> **Tarefa proposta 1**: Pode reproduzir o excerto sobre Adam Smith entre "O primeiro tem" e "tinha em reserva.", inclusive, substituindo "prata" por "bronze"?
> **Tarefa proposta 2**: Pode prosseguir com o excerto sobre Adam Smith a partir do ponto em que ele termina?

> **Excerto**:
____________________
Na
semana passada passaram 239 anos sobre a publicação de “A Riqueza das Nações”
de Adam Smith. Trata-se de um dos livros mais importantes de sempre, da
economia mas também do funcionamento geral da sociedade. Introduziu conceitos
originais que hoje são utilizados no dia-a-dia e que vieram substituir velhas
ideias sobre a formação de riqueza que não faziam sentido, mas que eram
geralmente aceites e que, curiosamente, ainda muita gente segue de forma
subliminar.
O primeiro tem a
ver com o próprio conceito de riqueza de um país. Adam Smith veio dizer que
está naquilo que produz, ao contrário da ideia até então prevalecente que media
a riqueza pela quantidade de ouro ou prata que cada país tinha em reserva.
Ainda hoje muita gente imagina que as reservas de ouro dos bancos centrais são
indicadoras da saúde financeira dos países. Daqui deriva directamente a ideia
do “produto interno bruto”, hoje adoptada em todo o mundo. O segundo conceito
tem a ver com o número de cidadãos que partilham da produção de riqueza, donde
surge o “PIB per capita”, conceito que mostra a importância da relação entre a
riqueza produzida e o nº de pessoas que dela beneficiam. Adam Smith não se
ficou por aqui e partiu para um terceiro conceito que tem a ver com o nº de
pessoas que realmente contribuem para a produção da riqueza de cada país,
através do seu trabalho. Trata-se da produtividade que, como é evidente, tem a
ver com a própria organização de cada país e da sua capacidade de introduzir
melhorias nos sistemas laborais e inovações nos sistemas produtivos.
Na
base de toda a riqueza produzida estão as empresas e a sua capacidade para se
instalarem no mercado de forma competitiva, sendo aquilo a que se chama
vulgarmente o seu capital social determinante para o seu sucesso. O capital
social das empresas vai muito para além da sua capacidade financeira e dos seus
balanços, já que o seu verdadeiro valor vem do conhecimento que advém do saber
fazer, que lhes permite produzir bens diferenciados, com valor próprio e
competitivo.
Uma das fábricas
de motos mais antigas do mundo é a italiana Benelli, que nasceu em 1921 na
cidade de Pesaro. A sua notoriedade tecnológica e comercial manteve-se até ao
fim da década de 60. A partir daí, com o surgimento das motos japonesas, a
Benelli afundou-se por incapacidade de competir comercialmente com as Honda,
Yamaha e Kawasakis, à semelhança aliás, do sucedido com toda a indústria europeia
de fabricação de motos. Já neste século, a Benelli foi comprada por um
fabricante gigantesco chinês de motorizadas que pretendeu fazer a produção das
Benelli na China. Foi um fiasco, porque, apesar de toda a maquinaria e
tecnologia transferidas para a Ásia, faltava o saber fazer dos operários
italianos. Era necessário um conhecimento específico para produzir aquelas
máquinas fantásticas. A empresa chinesa resolveu o problema reiniciando a
produção em Pesaro e contratando a antiga mão-de-obra. O capital financeiro
pode ser chinês, mas o capital social é italiano e é assim que continuamos a
poder ouvir aqueles motores na rua com o seu som inconfundível.
____________________
> **Dados de posição dos itens**:
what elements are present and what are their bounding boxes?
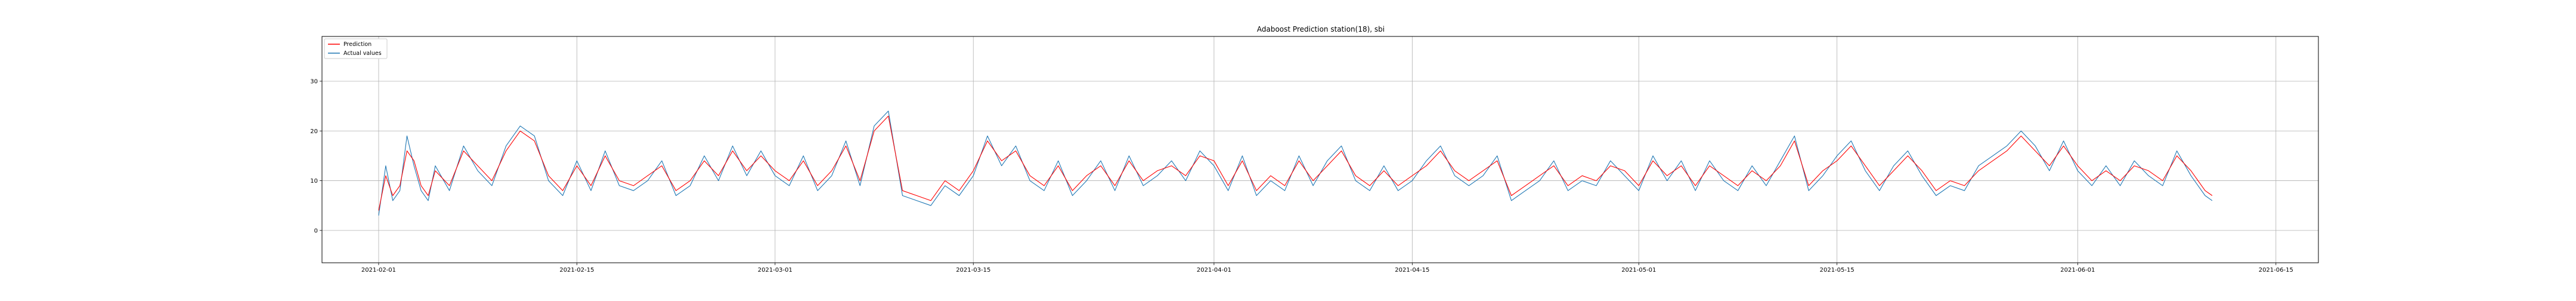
x-tick-label: 2021-03-01 xyxy=(758,267,792,274)
x-axis: 2021-02-01 2021-02-15 2021-03-01 2021-03-15… xyxy=(361,263,2293,274)
legend-label-actual-values: Actual values xyxy=(343,50,382,57)
x-tick-label: 2021-04-01 xyxy=(1197,267,1231,274)
legend-box xyxy=(324,38,388,59)
grid-lines xyxy=(322,36,2318,263)
x-tick-label: 2021-03-15 xyxy=(956,267,990,274)
x-tick-label: 2021-04-15 xyxy=(1395,267,1429,274)
plot-frame xyxy=(321,36,2319,263)
x-tick-label: 2021-06-01 xyxy=(2060,267,2095,274)
series-line-actual-values xyxy=(378,110,2213,216)
series-line-prediction xyxy=(378,115,2213,211)
y-tick-label: 0 xyxy=(314,228,318,234)
x-tick-label: 2021-05-01 xyxy=(1621,267,1656,274)
legend-label-prediction: Prediction xyxy=(343,41,371,48)
legend: Prediction Actual values xyxy=(324,38,388,59)
x-tick-label: 2021-02-01 xyxy=(361,267,396,274)
y-tick-label: 10 xyxy=(310,178,318,185)
x-tick-label: 2021-06-15 xyxy=(2259,267,2293,274)
y-tick-label: 30 xyxy=(310,78,318,85)
chart-title: Adaboost Prediction station(18), sbi xyxy=(1257,25,1385,33)
y-tick-label: 20 xyxy=(310,128,318,135)
y-axis: 0 10 20 30 xyxy=(310,78,322,234)
x-tick-label: 2021-02-15 xyxy=(559,267,594,274)
x-tick-label: 2021-05-15 xyxy=(1820,267,1854,274)
series-lines xyxy=(378,110,2213,216)
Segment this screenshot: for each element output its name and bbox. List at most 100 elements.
____________________
> **Resposta 1**:
O primeiro tem a
ver com o próprio conceito de riqueza de um país. Adam Smith veio dizer que
está naquilo que produz, ao contrário da ideia até então prevalecente que media
a riqueza pela quantidade de ouro ou bronze que cada país tinha em reserva.

> **Resposta 2**:
Há poucos dias,
uma notícia passou quase despercebida entre nós, no meio da espuma da política
e assuntos adjacentes. A fábrica Cerâmica de Valadares, encerrada há dois anos,
retomou o seu funcionamento. Também aqui a recuperação só é possível porque há
todo um conhecimento que ainda é possível recuperar, a nível de saber fazer, a
nível de gestão e de garantia de qualidade de produto fabricado. Aqui são antigos
quadros da empresa que conseguiram apoio financeiro de novos investidores,
contando ainda com o crucial trabalho de algumas centenas de antigos operários
que conhecem bem tudo o que é necessário para que o produto final seja de
qualidade e competitivo, mesmo a nível internacional.
Nas suas obras
fundamentais, “Riqueza das Nações” e “Teoria dos Sentimentos Morais”, Adam
Smith mostrou o papel da produção de riqueza e, além disso, como a produção e troca
de produtos é impulsionada pela especialização, crucial para que as empresas se
afirmem nos mercados e criem a riqueza necessária a todos. Apesar dos mais de
duzentos anos sobre a sua publicação, os exemplos empresariais mostram bem a
sua actualidade.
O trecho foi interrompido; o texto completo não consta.